SHORT TASK: Pull out each line of the data that includes the word "this".
-------- LISTED ENTRIES --------
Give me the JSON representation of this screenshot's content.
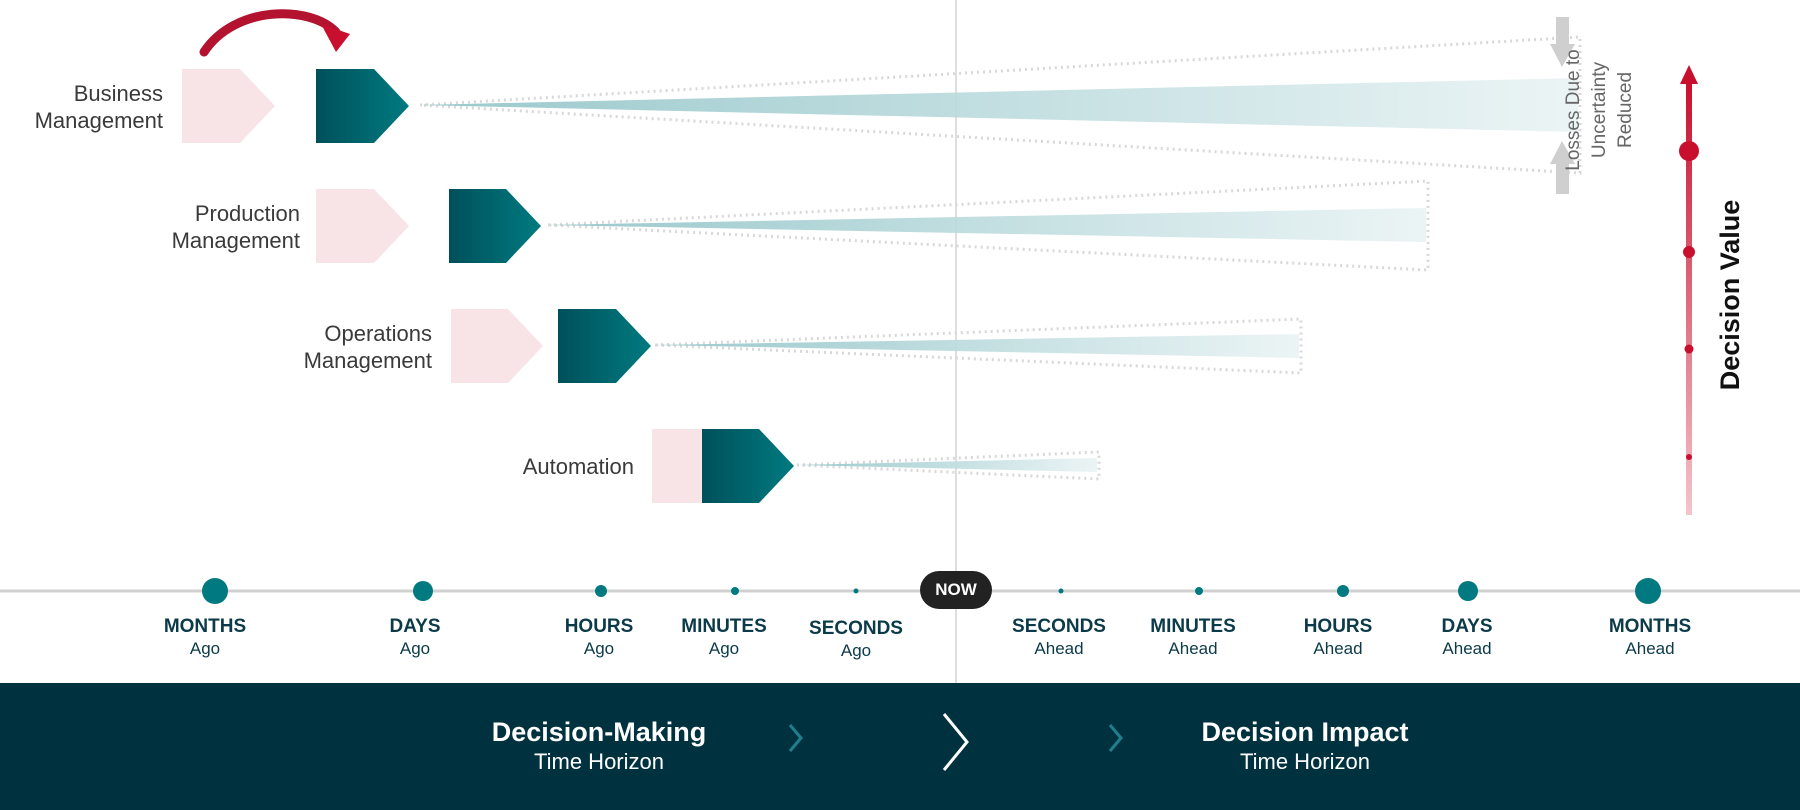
{
  "layers": [
    {
      "label_line1": "Business",
      "label_line2": "Management"
    },
    {
      "label_line1": "Production",
      "label_line2": "Management"
    },
    {
      "label_line1": "Operations",
      "label_line2": "Management"
    },
    {
      "label_line1": "Automation",
      "label_line2": ""
    }
  ],
  "losses_note": {
    "line1": "Losses Due to",
    "line2": "Uncertainty",
    "line3": "Reduced"
  },
  "decision_value": "Decision Value",
  "now_label": "NOW",
  "past_ticks": [
    {
      "unit": "MONTHS",
      "dir": "Ago"
    },
    {
      "unit": "DAYS",
      "dir": "Ago"
    },
    {
      "unit": "HOURS",
      "dir": "Ago"
    },
    {
      "unit": "MINUTES",
      "dir": "Ago"
    },
    {
      "unit": "SECONDS",
      "dir": "Ago"
    }
  ],
  "future_ticks": [
    {
      "unit": "SECONDS",
      "dir": "Ahead"
    },
    {
      "unit": "MINUTES",
      "dir": "Ahead"
    },
    {
      "unit": "HOURS",
      "dir": "Ahead"
    },
    {
      "unit": "DAYS",
      "dir": "Ahead"
    },
    {
      "unit": "MONTHS",
      "dir": "Ahead"
    }
  ],
  "banner": {
    "left_title": "Decision-Making",
    "left_sub": "Time Horizon",
    "right_title": "Decision Impact",
    "right_sub": "Time Horizon"
  },
  "colors": {
    "teal": "#007a80",
    "teal_dark": "#00505a",
    "banner": "#00313f",
    "pink": "#f8e4e6",
    "red": "#c8102e",
    "cone": "#cfe6e8"
  },
  "icons": [
    "curved-arrow-icon",
    "down-arrow-icon",
    "up-arrow-icon",
    "chevron-right-icon"
  ]
}
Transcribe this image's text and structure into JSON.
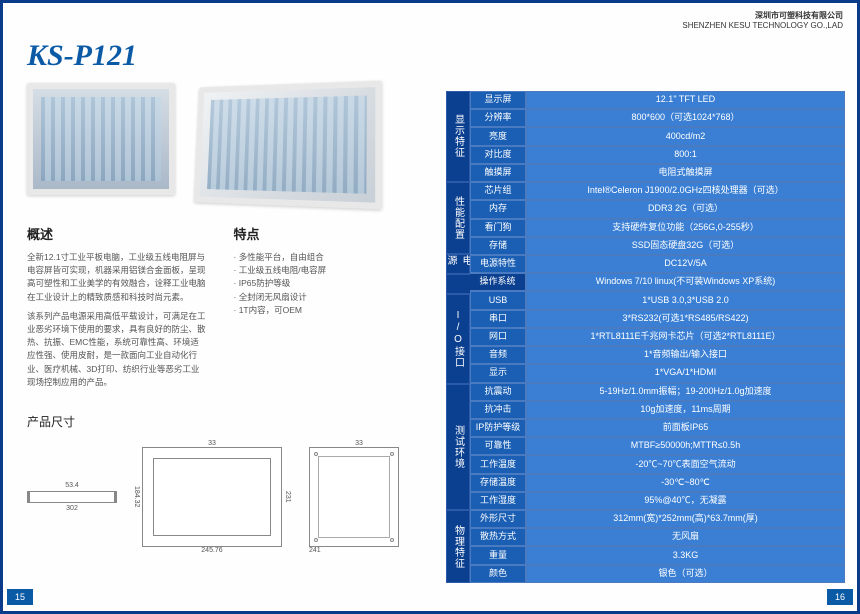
{
  "company": {
    "cn": "深圳市可塑科技有限公司",
    "en": "SHENZHEN KESU TECHNOLOGY GO.,LAD"
  },
  "product_title": "KS-P121",
  "overview": {
    "heading": "概述",
    "p1": "全新12.1寸工业平板电脑，工业级五线电阻屏与电容屏皆可实现，机器采用铝镁合金面板，呈现高可塑性和工业美学的有效融合，诠释工业电脑在工业设计上的精致质感和科技时尚元素。",
    "p2": "该系列产品电源采用高低平载设计，可满足在工业恶劣环境下使用的要求，具有良好的防尘、散热、抗振、EMC性能，系统可靠性高、环境适应性强、使用皮耐，是一款面向工业自动化行业、医疗机械、3D打印、纺织行业等恶劣工业现场控制应用的产品。"
  },
  "features": {
    "heading": "特点",
    "items": [
      "多性能平台，自由组合",
      "工业级五线电阻/电容屏",
      "IP65防护等级",
      "全封闭无风扇设计",
      "1T内容，可OEM"
    ]
  },
  "dimensions": {
    "heading": "产品尺寸",
    "side_w": "302",
    "side_d": "53.4",
    "front_w": "245.76",
    "front_h": "184.32",
    "front_outer_h": "231",
    "front_outer_w": "33",
    "back_w": "241",
    "back_top": "33"
  },
  "page_left": "15",
  "page_right": "16",
  "spec_categories": [
    {
      "name": "显示特征",
      "rows": [
        {
          "sub": "显示屏",
          "val": "12.1\" TFT LED"
        },
        {
          "sub": "分辨率",
          "val": "800*600（可选1024*768）"
        },
        {
          "sub": "亮度",
          "val": "400cd/m2"
        },
        {
          "sub": "对比度",
          "val": "800:1"
        },
        {
          "sub": "触摸屏",
          "val": "电阻式触摸屏"
        }
      ]
    },
    {
      "name": "性能配置",
      "rows": [
        {
          "sub": "芯片组",
          "val": "Intel®Celeron J1900/2.0GHz四核处理器（可选）"
        },
        {
          "sub": "内存",
          "val": "DDR3 2G（可选）"
        },
        {
          "sub": "看门狗",
          "val": "支持硬件复位功能（256G,0-255秒）"
        },
        {
          "sub": "存储",
          "val": "SSD固态硬盘32G（可选）"
        }
      ]
    },
    {
      "name": "电源",
      "rows": [
        {
          "sub": "电源特性",
          "val": "DC12V/5A"
        }
      ]
    },
    {
      "name": "操作系统",
      "fullrow": true,
      "rows": [
        {
          "sub": "",
          "val": "Windows 7/10 linux(不可装Windows XP系统)"
        }
      ]
    },
    {
      "name": "I/O接口",
      "rows": [
        {
          "sub": "USB",
          "val": "1*USB 3.0,3*USB 2.0"
        },
        {
          "sub": "串口",
          "val": "3*RS232(可选1*RS485/RS422)"
        },
        {
          "sub": "网口",
          "val": "1*RTL8111E千兆网卡芯片（可选2*RTL8111E）"
        },
        {
          "sub": "音频",
          "val": "1*音频输出/输入接口"
        },
        {
          "sub": "显示",
          "val": "1*VGA/1*HDMI"
        }
      ]
    },
    {
      "name": "测试环境",
      "rows": [
        {
          "sub": "抗震动",
          "val": "5-19Hz/1.0mm振幅；19-200Hz/1.0g加速度"
        },
        {
          "sub": "抗冲击",
          "val": "10g加速度，11ms周期"
        },
        {
          "sub": "IP防护等级",
          "val": "前面板IP65"
        },
        {
          "sub": "可靠性",
          "val": "MTBF≥50000h;MTTR≤0.5h"
        },
        {
          "sub": "工作温度",
          "val": "-20℃~70℃表面空气流动"
        },
        {
          "sub": "存储温度",
          "val": "-30℃~80℃"
        },
        {
          "sub": "工作湿度",
          "val": "95%@40℃，无凝露"
        }
      ]
    },
    {
      "name": "物理特征",
      "rows": [
        {
          "sub": "外形尺寸",
          "val": "312mm(宽)*252mm(高)*63.7mm(厚)"
        },
        {
          "sub": "散热方式",
          "val": "无风扇"
        },
        {
          "sub": "重量",
          "val": "3.3KG"
        },
        {
          "sub": "颜色",
          "val": "银色（可选）"
        }
      ]
    }
  ],
  "colors": {
    "border": "#0a3a8a",
    "title": "#0b5aa6",
    "cat_bg": "#0b3f8f",
    "sub_bg": "#1a5fb4",
    "val_bg": "#3a7fd4",
    "cell_border": "#4a7ac0"
  }
}
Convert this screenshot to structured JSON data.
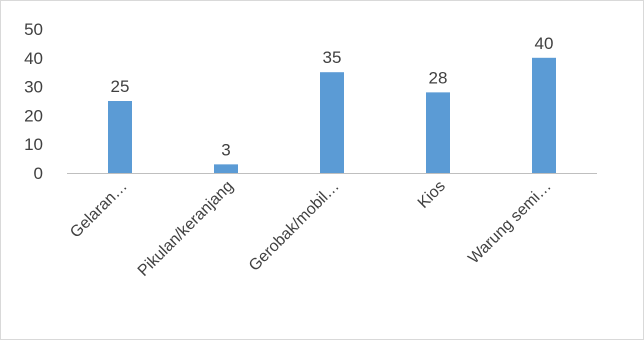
--------
THE COMPLETED TASK:
Give me the JSON representation of this screenshot's content.
Transcribe this image's text and structure into JSON.
Convert this screenshot to structured JSON data.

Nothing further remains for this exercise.